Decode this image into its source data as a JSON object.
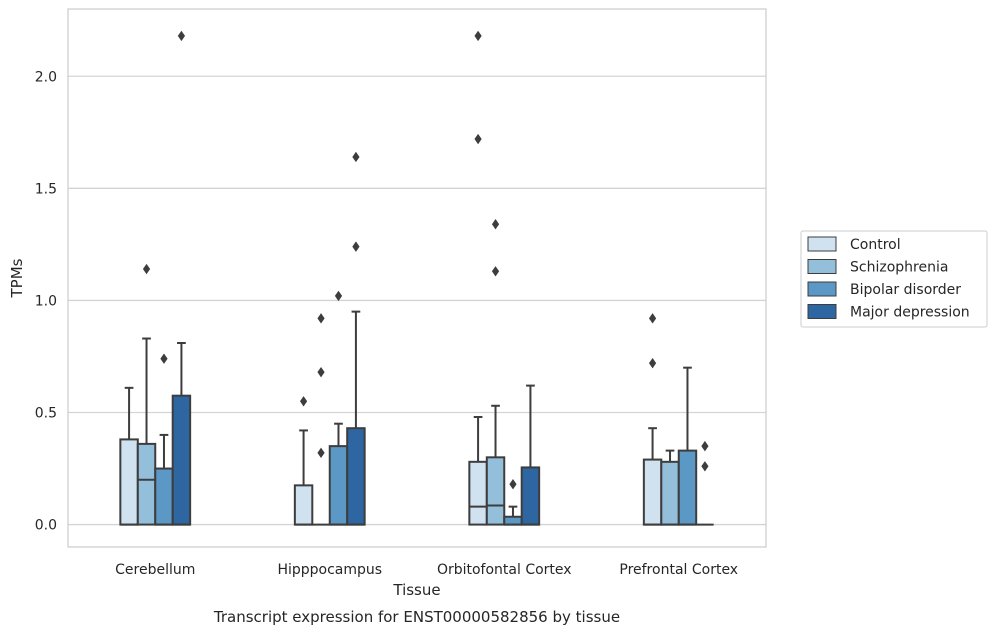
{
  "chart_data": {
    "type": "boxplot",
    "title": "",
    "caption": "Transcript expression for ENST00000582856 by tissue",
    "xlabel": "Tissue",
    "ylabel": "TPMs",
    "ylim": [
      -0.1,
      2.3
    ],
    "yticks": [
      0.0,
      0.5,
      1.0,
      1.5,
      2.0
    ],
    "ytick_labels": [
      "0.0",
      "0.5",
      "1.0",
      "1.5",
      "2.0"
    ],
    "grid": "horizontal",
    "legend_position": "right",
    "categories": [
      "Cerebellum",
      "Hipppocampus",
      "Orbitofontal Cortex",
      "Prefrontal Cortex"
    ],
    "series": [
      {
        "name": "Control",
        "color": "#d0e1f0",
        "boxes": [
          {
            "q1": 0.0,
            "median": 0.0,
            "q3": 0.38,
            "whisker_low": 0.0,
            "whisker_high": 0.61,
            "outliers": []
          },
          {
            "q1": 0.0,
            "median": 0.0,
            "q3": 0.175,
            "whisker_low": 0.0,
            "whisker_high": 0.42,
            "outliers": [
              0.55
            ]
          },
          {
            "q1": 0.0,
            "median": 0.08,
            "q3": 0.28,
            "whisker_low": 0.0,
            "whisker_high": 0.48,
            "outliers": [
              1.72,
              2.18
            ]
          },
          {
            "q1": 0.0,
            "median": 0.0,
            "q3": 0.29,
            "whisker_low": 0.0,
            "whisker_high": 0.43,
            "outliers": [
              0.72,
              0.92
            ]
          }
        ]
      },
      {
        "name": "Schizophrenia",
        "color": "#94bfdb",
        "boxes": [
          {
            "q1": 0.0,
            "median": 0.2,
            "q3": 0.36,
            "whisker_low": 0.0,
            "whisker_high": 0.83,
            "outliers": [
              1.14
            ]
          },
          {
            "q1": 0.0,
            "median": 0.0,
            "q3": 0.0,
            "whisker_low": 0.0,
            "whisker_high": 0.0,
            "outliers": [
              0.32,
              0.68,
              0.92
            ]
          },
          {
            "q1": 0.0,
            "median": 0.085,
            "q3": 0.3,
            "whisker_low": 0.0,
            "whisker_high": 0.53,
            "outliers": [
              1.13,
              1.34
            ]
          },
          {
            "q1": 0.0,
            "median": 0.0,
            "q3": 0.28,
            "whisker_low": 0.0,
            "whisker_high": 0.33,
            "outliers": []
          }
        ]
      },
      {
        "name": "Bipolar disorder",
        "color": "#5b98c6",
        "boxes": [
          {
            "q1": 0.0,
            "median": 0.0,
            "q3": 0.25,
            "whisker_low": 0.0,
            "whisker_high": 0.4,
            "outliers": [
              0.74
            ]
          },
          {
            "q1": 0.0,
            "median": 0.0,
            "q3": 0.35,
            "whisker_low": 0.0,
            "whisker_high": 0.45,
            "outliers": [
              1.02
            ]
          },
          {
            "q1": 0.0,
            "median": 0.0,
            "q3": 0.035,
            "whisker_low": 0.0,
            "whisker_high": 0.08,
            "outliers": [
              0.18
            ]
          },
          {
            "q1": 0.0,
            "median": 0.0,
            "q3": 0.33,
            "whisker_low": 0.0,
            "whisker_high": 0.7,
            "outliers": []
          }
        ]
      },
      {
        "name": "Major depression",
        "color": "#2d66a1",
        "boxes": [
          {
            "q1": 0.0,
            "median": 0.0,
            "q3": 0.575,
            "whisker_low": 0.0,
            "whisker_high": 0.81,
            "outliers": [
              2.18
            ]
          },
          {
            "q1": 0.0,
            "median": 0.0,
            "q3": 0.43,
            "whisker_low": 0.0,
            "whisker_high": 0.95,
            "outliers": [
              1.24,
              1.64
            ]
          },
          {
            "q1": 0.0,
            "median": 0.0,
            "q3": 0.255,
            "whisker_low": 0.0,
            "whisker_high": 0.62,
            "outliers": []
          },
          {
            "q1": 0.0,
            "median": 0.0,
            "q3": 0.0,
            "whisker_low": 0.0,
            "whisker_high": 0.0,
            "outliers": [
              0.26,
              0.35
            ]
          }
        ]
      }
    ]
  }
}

◇ ◇ ◇ ◇ ◇ ◇ ◇

▶ **Stated goal**
The material above holds pictures; copy everything else in it exactly.

▶ **Task solution**
Decode this image into its source data as a JSON object.
{
  "chart_data": {
    "type": "boxplot",
    "title": "",
    "caption": "Transcript expression for ENST00000582856 by tissue",
    "xlabel": "Tissue",
    "ylabel": "TPMs",
    "ylim": [
      -0.1,
      2.3
    ],
    "yticks": [
      0.0,
      0.5,
      1.0,
      1.5,
      2.0
    ],
    "ytick_labels": [
      "0.0",
      "0.5",
      "1.0",
      "1.5",
      "2.0"
    ],
    "grid": "horizontal",
    "legend_position": "right",
    "categories": [
      "Cerebellum",
      "Hipppocampus",
      "Orbitofontal Cortex",
      "Prefrontal Cortex"
    ],
    "series": [
      {
        "name": "Control",
        "color": "#d0e1f0",
        "boxes": [
          {
            "q1": 0.0,
            "median": 0.0,
            "q3": 0.38,
            "whisker_low": 0.0,
            "whisker_high": 0.61,
            "outliers": []
          },
          {
            "q1": 0.0,
            "median": 0.0,
            "q3": 0.175,
            "whisker_low": 0.0,
            "whisker_high": 0.42,
            "outliers": [
              0.55
            ]
          },
          {
            "q1": 0.0,
            "median": 0.08,
            "q3": 0.28,
            "whisker_low": 0.0,
            "whisker_high": 0.48,
            "outliers": [
              1.72,
              2.18
            ]
          },
          {
            "q1": 0.0,
            "median": 0.0,
            "q3": 0.29,
            "whisker_low": 0.0,
            "whisker_high": 0.43,
            "outliers": [
              0.72,
              0.92
            ]
          }
        ]
      },
      {
        "name": "Schizophrenia",
        "color": "#94bfdb",
        "boxes": [
          {
            "q1": 0.0,
            "median": 0.2,
            "q3": 0.36,
            "whisker_low": 0.0,
            "whisker_high": 0.83,
            "outliers": [
              1.14
            ]
          },
          {
            "q1": 0.0,
            "median": 0.0,
            "q3": 0.0,
            "whisker_low": 0.0,
            "whisker_high": 0.0,
            "outliers": [
              0.32,
              0.68,
              0.92
            ]
          },
          {
            "q1": 0.0,
            "median": 0.085,
            "q3": 0.3,
            "whisker_low": 0.0,
            "whisker_high": 0.53,
            "outliers": [
              1.13,
              1.34
            ]
          },
          {
            "q1": 0.0,
            "median": 0.0,
            "q3": 0.28,
            "whisker_low": 0.0,
            "whisker_high": 0.33,
            "outliers": []
          }
        ]
      },
      {
        "name": "Bipolar disorder",
        "color": "#5b98c6",
        "boxes": [
          {
            "q1": 0.0,
            "median": 0.0,
            "q3": 0.25,
            "whisker_low": 0.0,
            "whisker_high": 0.4,
            "outliers": [
              0.74
            ]
          },
          {
            "q1": 0.0,
            "median": 0.0,
            "q3": 0.35,
            "whisker_low": 0.0,
            "whisker_high": 0.45,
            "outliers": [
              1.02
            ]
          },
          {
            "q1": 0.0,
            "median": 0.0,
            "q3": 0.035,
            "whisker_low": 0.0,
            "whisker_high": 0.08,
            "outliers": [
              0.18
            ]
          },
          {
            "q1": 0.0,
            "median": 0.0,
            "q3": 0.33,
            "whisker_low": 0.0,
            "whisker_high": 0.7,
            "outliers": []
          }
        ]
      },
      {
        "name": "Major depression",
        "color": "#2d66a1",
        "boxes": [
          {
            "q1": 0.0,
            "median": 0.0,
            "q3": 0.575,
            "whisker_low": 0.0,
            "whisker_high": 0.81,
            "outliers": [
              2.18
            ]
          },
          {
            "q1": 0.0,
            "median": 0.0,
            "q3": 0.43,
            "whisker_low": 0.0,
            "whisker_high": 0.95,
            "outliers": [
              1.24,
              1.64
            ]
          },
          {
            "q1": 0.0,
            "median": 0.0,
            "q3": 0.255,
            "whisker_low": 0.0,
            "whisker_high": 0.62,
            "outliers": []
          },
          {
            "q1": 0.0,
            "median": 0.0,
            "q3": 0.0,
            "whisker_low": 0.0,
            "whisker_high": 0.0,
            "outliers": [
              0.26,
              0.35
            ]
          }
        ]
      }
    ]
  }
}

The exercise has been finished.